Here are some records. Copy each one exactly.

== Records supplied

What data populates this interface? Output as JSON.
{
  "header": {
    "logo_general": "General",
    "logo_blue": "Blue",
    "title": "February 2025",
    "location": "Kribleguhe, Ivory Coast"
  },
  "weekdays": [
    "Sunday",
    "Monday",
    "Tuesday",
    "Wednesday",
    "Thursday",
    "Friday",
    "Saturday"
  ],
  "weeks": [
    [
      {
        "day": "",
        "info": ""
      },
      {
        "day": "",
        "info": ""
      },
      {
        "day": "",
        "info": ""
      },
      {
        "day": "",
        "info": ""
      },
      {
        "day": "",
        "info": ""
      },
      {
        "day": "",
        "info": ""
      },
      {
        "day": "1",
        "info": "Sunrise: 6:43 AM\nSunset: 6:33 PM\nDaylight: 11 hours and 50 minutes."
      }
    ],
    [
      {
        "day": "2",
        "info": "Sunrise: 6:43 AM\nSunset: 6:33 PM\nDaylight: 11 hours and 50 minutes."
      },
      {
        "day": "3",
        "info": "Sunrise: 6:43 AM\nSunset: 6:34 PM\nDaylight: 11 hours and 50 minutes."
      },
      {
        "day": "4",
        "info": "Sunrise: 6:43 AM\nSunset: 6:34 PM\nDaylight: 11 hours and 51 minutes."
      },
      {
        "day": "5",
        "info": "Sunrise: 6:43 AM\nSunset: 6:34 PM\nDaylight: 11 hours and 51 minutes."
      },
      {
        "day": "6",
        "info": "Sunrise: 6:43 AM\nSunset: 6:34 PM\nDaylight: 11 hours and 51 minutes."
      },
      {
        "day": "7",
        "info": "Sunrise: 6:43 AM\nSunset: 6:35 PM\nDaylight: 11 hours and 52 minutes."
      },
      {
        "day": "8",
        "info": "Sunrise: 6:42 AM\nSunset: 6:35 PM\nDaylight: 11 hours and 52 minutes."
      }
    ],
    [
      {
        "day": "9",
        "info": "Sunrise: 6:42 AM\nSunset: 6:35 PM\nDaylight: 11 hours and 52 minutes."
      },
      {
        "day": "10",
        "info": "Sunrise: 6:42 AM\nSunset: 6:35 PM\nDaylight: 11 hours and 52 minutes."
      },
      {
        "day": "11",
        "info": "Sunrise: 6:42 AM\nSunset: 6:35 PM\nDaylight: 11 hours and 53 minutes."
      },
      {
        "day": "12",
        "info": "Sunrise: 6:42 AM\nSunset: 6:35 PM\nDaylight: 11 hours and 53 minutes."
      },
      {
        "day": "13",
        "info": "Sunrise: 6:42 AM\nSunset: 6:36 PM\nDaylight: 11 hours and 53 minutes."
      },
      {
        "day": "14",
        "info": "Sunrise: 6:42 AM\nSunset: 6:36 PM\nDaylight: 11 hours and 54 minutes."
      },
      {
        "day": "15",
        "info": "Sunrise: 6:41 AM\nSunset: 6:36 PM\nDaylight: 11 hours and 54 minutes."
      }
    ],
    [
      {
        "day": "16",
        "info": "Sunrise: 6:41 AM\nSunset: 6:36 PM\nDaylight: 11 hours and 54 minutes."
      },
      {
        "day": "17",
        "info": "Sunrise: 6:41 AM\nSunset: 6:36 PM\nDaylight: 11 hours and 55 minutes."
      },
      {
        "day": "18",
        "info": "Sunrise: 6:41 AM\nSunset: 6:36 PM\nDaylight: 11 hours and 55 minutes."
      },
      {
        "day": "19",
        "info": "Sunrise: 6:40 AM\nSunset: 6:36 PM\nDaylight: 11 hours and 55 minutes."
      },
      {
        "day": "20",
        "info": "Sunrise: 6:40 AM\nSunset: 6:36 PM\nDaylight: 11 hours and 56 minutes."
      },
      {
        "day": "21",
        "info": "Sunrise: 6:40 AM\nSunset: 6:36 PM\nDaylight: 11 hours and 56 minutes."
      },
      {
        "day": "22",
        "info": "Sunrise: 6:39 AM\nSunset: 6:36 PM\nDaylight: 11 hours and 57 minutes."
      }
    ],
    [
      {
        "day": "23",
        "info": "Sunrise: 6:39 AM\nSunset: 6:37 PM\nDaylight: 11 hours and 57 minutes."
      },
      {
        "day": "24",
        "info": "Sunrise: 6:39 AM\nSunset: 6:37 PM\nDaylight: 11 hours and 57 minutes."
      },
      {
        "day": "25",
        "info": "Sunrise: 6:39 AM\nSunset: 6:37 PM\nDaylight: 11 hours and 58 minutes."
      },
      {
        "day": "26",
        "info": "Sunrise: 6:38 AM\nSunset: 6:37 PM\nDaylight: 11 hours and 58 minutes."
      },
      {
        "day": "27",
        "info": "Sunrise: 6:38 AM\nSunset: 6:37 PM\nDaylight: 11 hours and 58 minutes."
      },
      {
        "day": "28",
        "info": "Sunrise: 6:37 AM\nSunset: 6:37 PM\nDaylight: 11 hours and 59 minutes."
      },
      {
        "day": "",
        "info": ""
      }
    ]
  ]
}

====

[Answer for the task]
What data populates this interface? Output as JSON.
{
  "header": {
    "logo_general": "General",
    "logo_blue": "Blue",
    "title": "February 2025",
    "location": "Kribleguhe, Ivory Coast"
  },
  "weekdays": [
    "Sunday",
    "Monday",
    "Tuesday",
    "Wednesday",
    "Thursday",
    "Friday",
    "Saturday"
  ],
  "weeks": [
    [
      {
        "day": "",
        "info": ""
      },
      {
        "day": "",
        "info": ""
      },
      {
        "day": "",
        "info": ""
      },
      {
        "day": "",
        "info": ""
      },
      {
        "day": "",
        "info": ""
      },
      {
        "day": "",
        "info": ""
      },
      {
        "day": "1",
        "info": "Sunrise: 6:43 AM\nSunset: 6:33 PM\nDaylight: 11 hours and 50 minutes."
      }
    ],
    [
      {
        "day": "2",
        "info": "Sunrise: 6:43 AM\nSunset: 6:33 PM\nDaylight: 11 hours and 50 minutes."
      },
      {
        "day": "3",
        "info": "Sunrise: 6:43 AM\nSunset: 6:34 PM\nDaylight: 11 hours and 50 minutes."
      },
      {
        "day": "4",
        "info": "Sunrise: 6:43 AM\nSunset: 6:34 PM\nDaylight: 11 hours and 51 minutes."
      },
      {
        "day": "5",
        "info": "Sunrise: 6:43 AM\nSunset: 6:34 PM\nDaylight: 11 hours and 51 minutes."
      },
      {
        "day": "6",
        "info": "Sunrise: 6:43 AM\nSunset: 6:34 PM\nDaylight: 11 hours and 51 minutes."
      },
      {
        "day": "7",
        "info": "Sunrise: 6:43 AM\nSunset: 6:35 PM\nDaylight: 11 hours and 52 minutes."
      },
      {
        "day": "8",
        "info": "Sunrise: 6:42 AM\nSunset: 6:35 PM\nDaylight: 11 hours and 52 minutes."
      }
    ],
    [
      {
        "day": "9",
        "info": "Sunrise: 6:42 AM\nSunset: 6:35 PM\nDaylight: 11 hours and 52 minutes."
      },
      {
        "day": "10",
        "info": "Sunrise: 6:42 AM\nSunset: 6:35 PM\nDaylight: 11 hours and 52 minutes."
      },
      {
        "day": "11",
        "info": "Sunrise: 6:42 AM\nSunset: 6:35 PM\nDaylight: 11 hours and 53 minutes."
      },
      {
        "day": "12",
        "info": "Sunrise: 6:42 AM\nSunset: 6:35 PM\nDaylight: 11 hours and 53 minutes."
      },
      {
        "day": "13",
        "info": "Sunrise: 6:42 AM\nSunset: 6:36 PM\nDaylight: 11 hours and 53 minutes."
      },
      {
        "day": "14",
        "info": "Sunrise: 6:42 AM\nSunset: 6:36 PM\nDaylight: 11 hours and 54 minutes."
      },
      {
        "day": "15",
        "info": "Sunrise: 6:41 AM\nSunset: 6:36 PM\nDaylight: 11 hours and 54 minutes."
      }
    ],
    [
      {
        "day": "16",
        "info": "Sunrise: 6:41 AM\nSunset: 6:36 PM\nDaylight: 11 hours and 54 minutes."
      },
      {
        "day": "17",
        "info": "Sunrise: 6:41 AM\nSunset: 6:36 PM\nDaylight: 11 hours and 55 minutes."
      },
      {
        "day": "18",
        "info": "Sunrise: 6:41 AM\nSunset: 6:36 PM\nDaylight: 11 hours and 55 minutes."
      },
      {
        "day": "19",
        "info": "Sunrise: 6:40 AM\nSunset: 6:36 PM\nDaylight: 11 hours and 55 minutes."
      },
      {
        "day": "20",
        "info": "Sunrise: 6:40 AM\nSunset: 6:36 PM\nDaylight: 11 hours and 56 minutes."
      },
      {
        "day": "21",
        "info": "Sunrise: 6:40 AM\nSunset: 6:36 PM\nDaylight: 11 hours and 56 minutes."
      },
      {
        "day": "22",
        "info": "Sunrise: 6:39 AM\nSunset: 6:36 PM\nDaylight: 11 hours and 57 minutes."
      }
    ],
    [
      {
        "day": "23",
        "info": "Sunrise: 6:39 AM\nSunset: 6:37 PM\nDaylight: 11 hours and 57 minutes."
      },
      {
        "day": "24",
        "info": "Sunrise: 6:39 AM\nSunset: 6:37 PM\nDaylight: 11 hours and 57 minutes."
      },
      {
        "day": "25",
        "info": "Sunrise: 6:39 AM\nSunset: 6:37 PM\nDaylight: 11 hours and 58 minutes."
      },
      {
        "day": "26",
        "info": "Sunrise: 6:38 AM\nSunset: 6:37 PM\nDaylight: 11 hours and 58 minutes."
      },
      {
        "day": "27",
        "info": "Sunrise: 6:38 AM\nSunset: 6:37 PM\nDaylight: 11 hours and 58 minutes."
      },
      {
        "day": "28",
        "info": "Sunrise: 6:37 AM\nSunset: 6:37 PM\nDaylight: 11 hours and 59 minutes."
      },
      {
        "day": "",
        "info": ""
      }
    ]
  ]
}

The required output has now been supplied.